(Stored data)
▽

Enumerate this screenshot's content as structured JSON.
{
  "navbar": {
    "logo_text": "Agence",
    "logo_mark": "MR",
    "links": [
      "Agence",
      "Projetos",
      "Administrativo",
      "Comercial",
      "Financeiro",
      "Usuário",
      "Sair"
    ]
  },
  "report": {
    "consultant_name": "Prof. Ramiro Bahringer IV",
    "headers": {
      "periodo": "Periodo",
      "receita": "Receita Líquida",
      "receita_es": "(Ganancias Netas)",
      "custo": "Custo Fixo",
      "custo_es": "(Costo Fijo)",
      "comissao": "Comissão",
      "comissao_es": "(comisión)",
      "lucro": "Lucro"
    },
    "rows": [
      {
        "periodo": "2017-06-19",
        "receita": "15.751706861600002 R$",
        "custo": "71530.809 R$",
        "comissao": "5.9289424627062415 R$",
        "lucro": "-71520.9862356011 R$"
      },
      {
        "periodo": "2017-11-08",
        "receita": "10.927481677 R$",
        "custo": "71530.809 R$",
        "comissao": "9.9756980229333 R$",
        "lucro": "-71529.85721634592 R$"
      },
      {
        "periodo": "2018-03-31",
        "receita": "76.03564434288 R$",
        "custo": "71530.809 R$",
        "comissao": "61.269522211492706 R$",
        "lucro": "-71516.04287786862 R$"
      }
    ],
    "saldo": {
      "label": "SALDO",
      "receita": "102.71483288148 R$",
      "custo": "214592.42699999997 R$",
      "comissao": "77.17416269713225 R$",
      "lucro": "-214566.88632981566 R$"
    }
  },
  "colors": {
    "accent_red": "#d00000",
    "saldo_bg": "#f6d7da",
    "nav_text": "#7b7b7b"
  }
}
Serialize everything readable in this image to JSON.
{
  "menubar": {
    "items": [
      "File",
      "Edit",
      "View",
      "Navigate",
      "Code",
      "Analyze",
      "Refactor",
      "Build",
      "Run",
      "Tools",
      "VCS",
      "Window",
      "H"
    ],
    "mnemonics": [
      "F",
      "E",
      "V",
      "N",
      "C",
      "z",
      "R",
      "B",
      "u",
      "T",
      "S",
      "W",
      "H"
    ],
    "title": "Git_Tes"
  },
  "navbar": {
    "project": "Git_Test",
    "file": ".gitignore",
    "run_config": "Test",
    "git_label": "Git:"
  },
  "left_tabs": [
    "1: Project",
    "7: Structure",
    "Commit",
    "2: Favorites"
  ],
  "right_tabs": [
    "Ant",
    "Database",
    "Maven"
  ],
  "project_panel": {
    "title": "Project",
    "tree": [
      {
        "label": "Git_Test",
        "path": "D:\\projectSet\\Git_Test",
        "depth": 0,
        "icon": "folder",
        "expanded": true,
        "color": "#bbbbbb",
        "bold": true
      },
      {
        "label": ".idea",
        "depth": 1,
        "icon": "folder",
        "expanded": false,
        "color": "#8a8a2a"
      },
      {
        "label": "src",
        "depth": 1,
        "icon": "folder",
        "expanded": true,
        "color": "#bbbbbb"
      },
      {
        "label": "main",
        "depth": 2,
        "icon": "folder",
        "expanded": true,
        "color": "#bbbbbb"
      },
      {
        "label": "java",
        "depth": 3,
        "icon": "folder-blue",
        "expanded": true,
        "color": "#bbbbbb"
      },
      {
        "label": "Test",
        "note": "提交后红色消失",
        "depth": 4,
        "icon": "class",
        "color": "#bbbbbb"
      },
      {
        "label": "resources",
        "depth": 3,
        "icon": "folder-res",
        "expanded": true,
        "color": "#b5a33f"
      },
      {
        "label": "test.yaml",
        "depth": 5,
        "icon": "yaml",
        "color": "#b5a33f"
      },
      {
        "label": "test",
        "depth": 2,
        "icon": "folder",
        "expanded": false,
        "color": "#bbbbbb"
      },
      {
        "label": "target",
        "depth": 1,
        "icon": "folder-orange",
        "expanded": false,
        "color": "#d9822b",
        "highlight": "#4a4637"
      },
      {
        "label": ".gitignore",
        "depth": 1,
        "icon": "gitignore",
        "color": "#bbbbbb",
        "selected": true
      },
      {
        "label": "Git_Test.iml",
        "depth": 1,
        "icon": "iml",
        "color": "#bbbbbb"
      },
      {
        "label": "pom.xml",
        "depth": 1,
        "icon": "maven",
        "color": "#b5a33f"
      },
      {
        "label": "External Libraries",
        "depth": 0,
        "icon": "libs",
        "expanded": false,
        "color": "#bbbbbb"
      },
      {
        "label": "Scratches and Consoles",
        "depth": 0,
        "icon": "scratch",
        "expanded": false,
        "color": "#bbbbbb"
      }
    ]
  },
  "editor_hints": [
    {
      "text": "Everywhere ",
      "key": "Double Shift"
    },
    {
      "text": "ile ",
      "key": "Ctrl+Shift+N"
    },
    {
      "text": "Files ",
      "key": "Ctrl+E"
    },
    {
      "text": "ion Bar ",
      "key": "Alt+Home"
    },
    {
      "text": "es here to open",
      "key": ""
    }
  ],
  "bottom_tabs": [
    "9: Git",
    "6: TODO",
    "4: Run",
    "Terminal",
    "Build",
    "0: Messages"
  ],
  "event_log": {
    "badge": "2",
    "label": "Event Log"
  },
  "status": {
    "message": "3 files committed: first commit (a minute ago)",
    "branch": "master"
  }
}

△

Repeat the data above, word for word.

EXPECTED ANSWER =>
Enumerate this screenshot's content as structured JSON.
{
  "navbar": {
    "logo_text": "Agence",
    "logo_mark": "MR",
    "links": [
      "Agence",
      "Projetos",
      "Administrativo",
      "Comercial",
      "Financeiro",
      "Usuário",
      "Sair"
    ]
  },
  "report": {
    "consultant_name": "Prof. Ramiro Bahringer IV",
    "headers": {
      "periodo": "Periodo",
      "receita": "Receita Líquida",
      "receita_es": "(Ganancias Netas)",
      "custo": "Custo Fixo",
      "custo_es": "(Costo Fijo)",
      "comissao": "Comissão",
      "comissao_es": "(comisión)",
      "lucro": "Lucro"
    },
    "rows": [
      {
        "periodo": "2017-06-19",
        "receita": "15.751706861600002 R$",
        "custo": "71530.809 R$",
        "comissao": "5.9289424627062415 R$",
        "lucro": "-71520.9862356011 R$"
      },
      {
        "periodo": "2017-11-08",
        "receita": "10.927481677 R$",
        "custo": "71530.809 R$",
        "comissao": "9.9756980229333 R$",
        "lucro": "-71529.85721634592 R$"
      },
      {
        "periodo": "2018-03-31",
        "receita": "76.03564434288 R$",
        "custo": "71530.809 R$",
        "comissao": "61.269522211492706 R$",
        "lucro": "-71516.04287786862 R$"
      }
    ],
    "saldo": {
      "label": "SALDO",
      "receita": "102.71483288148 R$",
      "custo": "214592.42699999997 R$",
      "comissao": "77.17416269713225 R$",
      "lucro": "-214566.88632981566 R$"
    }
  },
  "colors": {
    "accent_red": "#d00000",
    "saldo_bg": "#f6d7da",
    "nav_text": "#7b7b7b"
  }
}
Serialize everything readable in this image to JSON.
{
  "menubar": {
    "items": [
      "File",
      "Edit",
      "View",
      "Navigate",
      "Code",
      "Analyze",
      "Refactor",
      "Build",
      "Run",
      "Tools",
      "VCS",
      "Window",
      "H"
    ],
    "mnemonics": [
      "F",
      "E",
      "V",
      "N",
      "C",
      "z",
      "R",
      "B",
      "u",
      "T",
      "S",
      "W",
      "H"
    ],
    "title": "Git_Tes"
  },
  "navbar": {
    "project": "Git_Test",
    "file": ".gitignore",
    "run_config": "Test",
    "git_label": "Git:"
  },
  "left_tabs": [
    "1: Project",
    "7: Structure",
    "Commit",
    "2: Favorites"
  ],
  "right_tabs": [
    "Ant",
    "Database",
    "Maven"
  ],
  "project_panel": {
    "title": "Project",
    "tree": [
      {
        "label": "Git_Test",
        "path": "D:\\projectSet\\Git_Test",
        "depth": 0,
        "icon": "folder",
        "expanded": true,
        "color": "#bbbbbb",
        "bold": true
      },
      {
        "label": ".idea",
        "depth": 1,
        "icon": "folder",
        "expanded": false,
        "color": "#8a8a2a"
      },
      {
        "label": "src",
        "depth": 1,
        "icon": "folder",
        "expanded": true,
        "color": "#bbbbbb"
      },
      {
        "label": "main",
        "depth": 2,
        "icon": "folder",
        "expanded": true,
        "color": "#bbbbbb"
      },
      {
        "label": "java",
        "depth": 3,
        "icon": "folder-blue",
        "expanded": true,
        "color": "#bbbbbb"
      },
      {
        "label": "Test",
        "note": "提交后红色消失",
        "depth": 4,
        "icon": "class",
        "color": "#bbbbbb"
      },
      {
        "label": "resources",
        "depth": 3,
        "icon": "folder-res",
        "expanded": true,
        "color": "#b5a33f"
      },
      {
        "label": "test.yaml",
        "depth": 5,
        "icon": "yaml",
        "color": "#b5a33f"
      },
      {
        "label": "test",
        "depth": 2,
        "icon": "folder",
        "expanded": false,
        "color": "#bbbbbb"
      },
      {
        "label": "target",
        "depth": 1,
        "icon": "folder-orange",
        "expanded": false,
        "color": "#d9822b",
        "highlight": "#4a4637"
      },
      {
        "label": ".gitignore",
        "depth": 1,
        "icon": "gitignore",
        "color": "#bbbbbb",
        "selected": true
      },
      {
        "label": "Git_Test.iml",
        "depth": 1,
        "icon": "iml",
        "color": "#bbbbbb"
      },
      {
        "label": "pom.xml",
        "depth": 1,
        "icon": "maven",
        "color": "#b5a33f"
      },
      {
        "label": "External Libraries",
        "depth": 0,
        "icon": "libs",
        "expanded": false,
        "color": "#bbbbbb"
      },
      {
        "label": "Scratches and Consoles",
        "depth": 0,
        "icon": "scratch",
        "expanded": false,
        "color": "#bbbbbb"
      }
    ]
  },
  "editor_hints": [
    {
      "text": "Everywhere ",
      "key": "Double Shift"
    },
    {
      "text": "ile ",
      "key": "Ctrl+Shift+N"
    },
    {
      "text": "Files ",
      "key": "Ctrl+E"
    },
    {
      "text": "ion Bar ",
      "key": "Alt+Home"
    },
    {
      "text": "es here to open",
      "key": ""
    }
  ],
  "bottom_tabs": [
    "9: Git",
    "6: TODO",
    "4: Run",
    "Terminal",
    "Build",
    "0: Messages"
  ],
  "event_log": {
    "badge": "2",
    "label": "Event Log"
  },
  "status": {
    "message": "3 files committed: first commit (a minute ago)",
    "branch": "master"
  }
}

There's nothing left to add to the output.